__Your goal__.
Retype the data that follows line by line, exactly, and leave its pictures out.

__Listed records__.
-- BEGIN --

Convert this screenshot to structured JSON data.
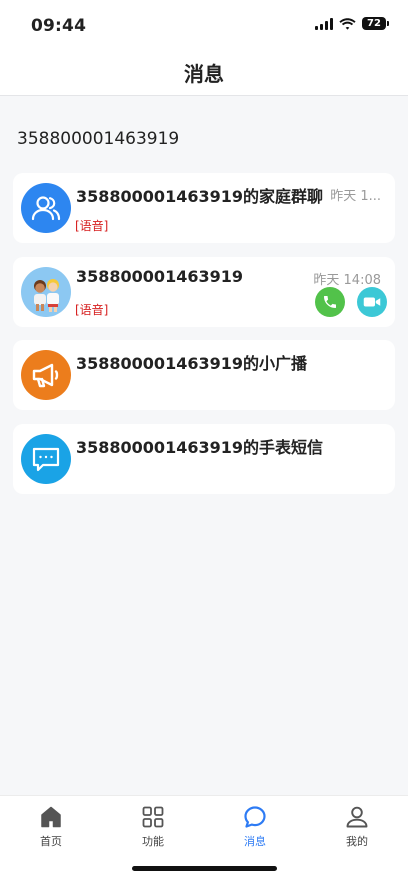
{
  "status_bar": {
    "time": "09:44",
    "battery": "72"
  },
  "header": {
    "title": "消息"
  },
  "device_id": "358800001463919",
  "conversations": [
    {
      "title": "358800001463919的家庭群聊",
      "tag": "[语音]",
      "time": "昨天 1...",
      "icon": "group-icon",
      "avatar_color": "#2d86f0"
    },
    {
      "title": "358800001463919",
      "tag": "[语音]",
      "time": "昨天 14:08",
      "icon": "kids-avatar",
      "avatar_color": "#8cc8f2"
    },
    {
      "title": "358800001463919的小广播",
      "icon": "megaphone-icon",
      "avatar_color": "#ec7d1c"
    },
    {
      "title": "358800001463919的手表短信",
      "icon": "sms-icon",
      "avatar_color": "#1aa3e6"
    }
  ],
  "call_buttons": {
    "voice_color": "#52c24a",
    "video_color": "#3cc8d6"
  },
  "tabbar": {
    "items": [
      {
        "label": "首页",
        "icon": "home-icon"
      },
      {
        "label": "功能",
        "icon": "grid-icon"
      },
      {
        "label": "消息",
        "icon": "message-icon",
        "active": true
      },
      {
        "label": "我的",
        "icon": "profile-icon"
      }
    ],
    "active_color": "#2d7bf4"
  }
}
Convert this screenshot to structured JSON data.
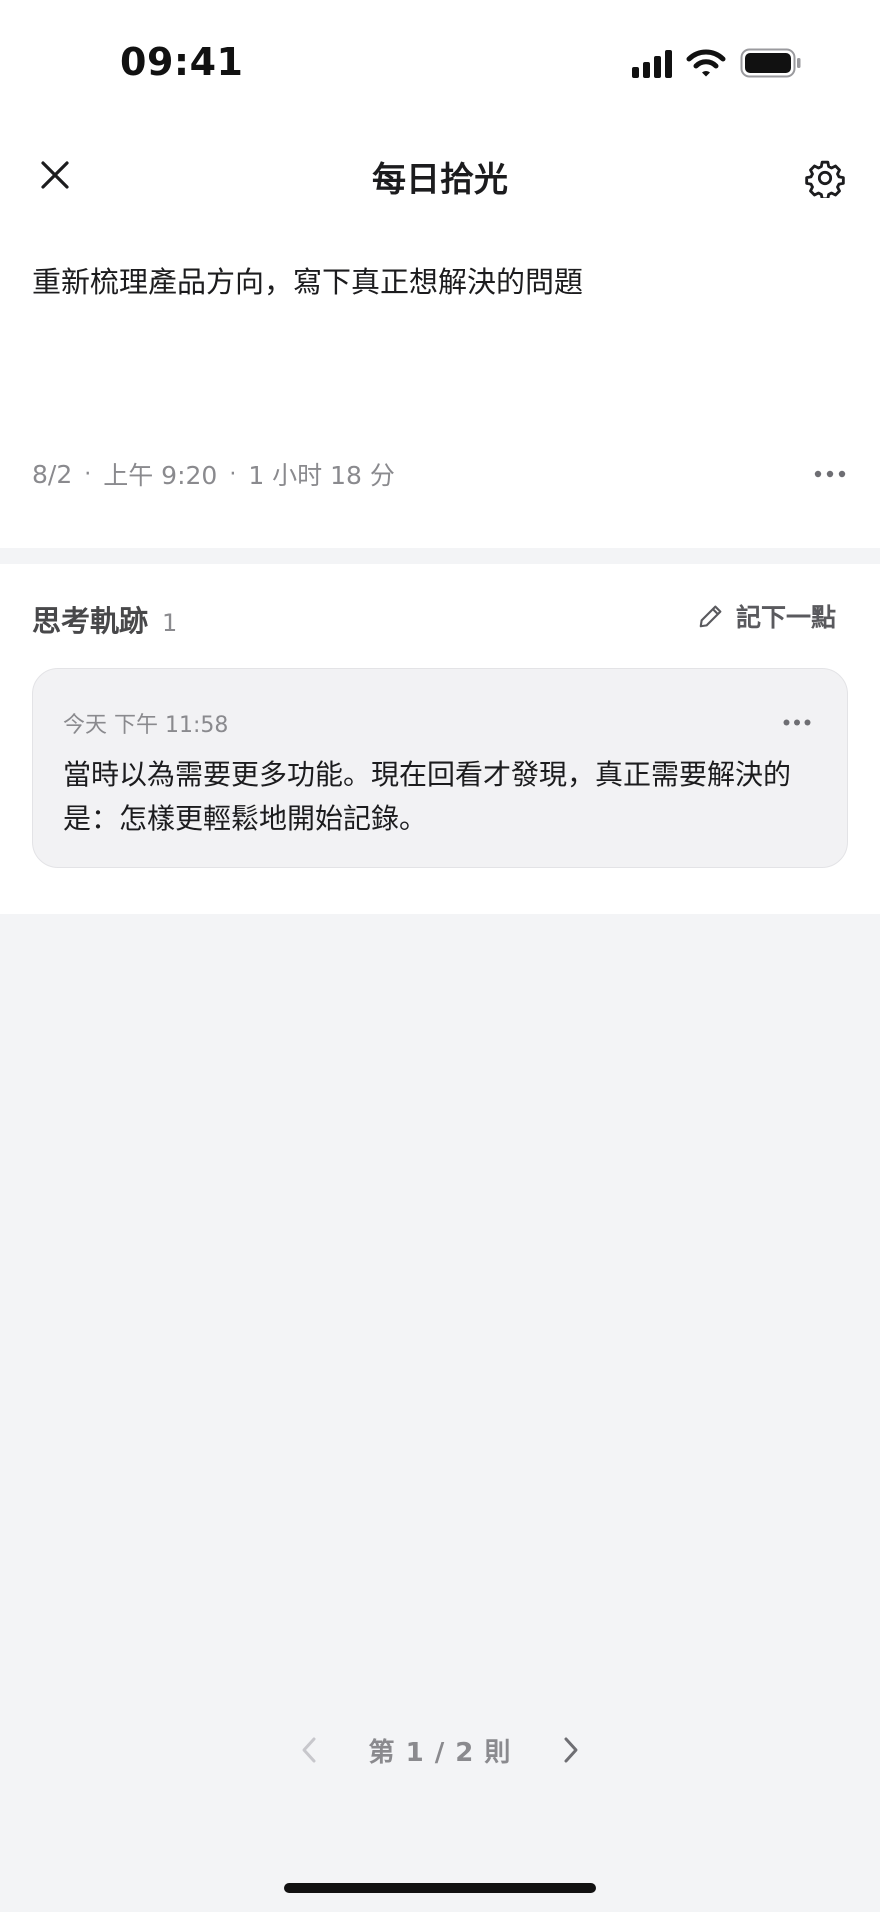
{
  "status_bar": {
    "time": "09:41",
    "icons": [
      "cellular-signal-icon",
      "wifi-icon",
      "battery-icon"
    ]
  },
  "nav": {
    "title": "每日拾光",
    "close_icon": "close-icon",
    "settings_icon": "gear-icon"
  },
  "entry": {
    "title": "重新梳理產品方向，寫下真正想解決的問題",
    "date": "8/2",
    "time": "上午 9:20",
    "duration": "1 小时 18 分",
    "separator": "·"
  },
  "thoughts": {
    "title": "思考軌跡",
    "count": "1",
    "add_label": "記下一點",
    "items": [
      {
        "time": "今天 下午 11:58",
        "text": "當時以為需要更多功能。現在回看才發現，真正需要解決的是：怎樣更輕鬆地開始記錄。"
      }
    ]
  },
  "pager": {
    "label": "第 1 / 2 則"
  },
  "colors": {
    "background": "#f3f4f6",
    "card": "#f2f2f4",
    "text_primary": "#1c1c1e",
    "text_secondary": "#8a8a8e"
  }
}
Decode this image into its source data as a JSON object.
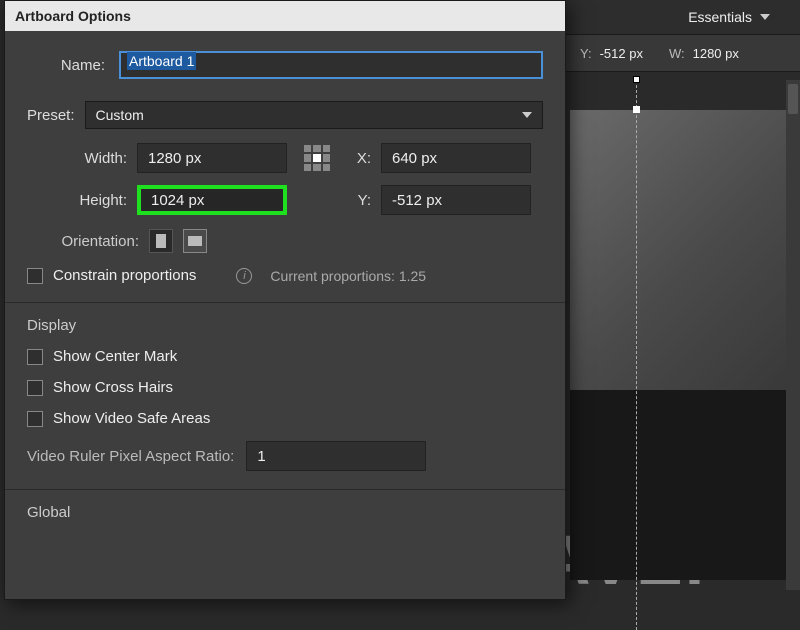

-- END --

__Exercise response__.
Convert this screenshot to structured JSON data.
{
  "status_bar": {
    "time": "09:44",
    "battery": "72"
  },
  "header": {
    "title": "消息"
  },
  "device_id": "358800001463919",
  "conversations": [
    {
      "title": "358800001463919的家庭群聊",
      "tag": "[语音]",
      "time": "昨天 1...",
      "icon": "group-icon",
      "avatar_color": "#2d86f0"
    },
    {
      "title": "358800001463919",
      "tag": "[语音]",
      "time": "昨天 14:08",
      "icon": "kids-avatar",
      "avatar_color": "#8cc8f2"
    },
    {
      "title": "358800001463919的小广播",
      "icon": "megaphone-icon",
      "avatar_color": "#ec7d1c"
    },
    {
      "title": "358800001463919的手表短信",
      "icon": "sms-icon",
      "avatar_color": "#1aa3e6"
    }
  ],
  "call_buttons": {
    "voice_color": "#52c24a",
    "video_color": "#3cc8d6"
  },
  "tabbar": {
    "items": [
      {
        "label": "首页",
        "icon": "home-icon"
      },
      {
        "label": "功能",
        "icon": "grid-icon"
      },
      {
        "label": "消息",
        "icon": "message-icon",
        "active": true
      },
      {
        "label": "我的",
        "icon": "profile-icon"
      }
    ],
    "active_color": "#2d7bf4"
  }
}
Convert this screenshot to structured JSON data.
{
  "status_bar": {
    "time": "09:41",
    "icons": [
      "cellular-signal-icon",
      "wifi-icon",
      "battery-icon"
    ]
  },
  "nav": {
    "title": "每日拾光",
    "close_icon": "close-icon",
    "settings_icon": "gear-icon"
  },
  "entry": {
    "title": "重新梳理產品方向，寫下真正想解決的問題",
    "date": "8/2",
    "time": "上午 9:20",
    "duration": "1 小时 18 分",
    "separator": "·"
  },
  "thoughts": {
    "title": "思考軌跡",
    "count": "1",
    "add_label": "記下一點",
    "items": [
      {
        "time": "今天 下午 11:58",
        "text": "當時以為需要更多功能。現在回看才發現，真正需要解決的是：怎樣更輕鬆地開始記錄。"
      }
    ]
  },
  "pager": {
    "label": "第 1 / 2 則"
  },
  "colors": {
    "background": "#f3f4f6",
    "card": "#f2f2f4",
    "text_primary": "#1c1c1e",
    "text_secondary": "#8a8a8e"
  }
}
Decode this image into its source data as a JSON object.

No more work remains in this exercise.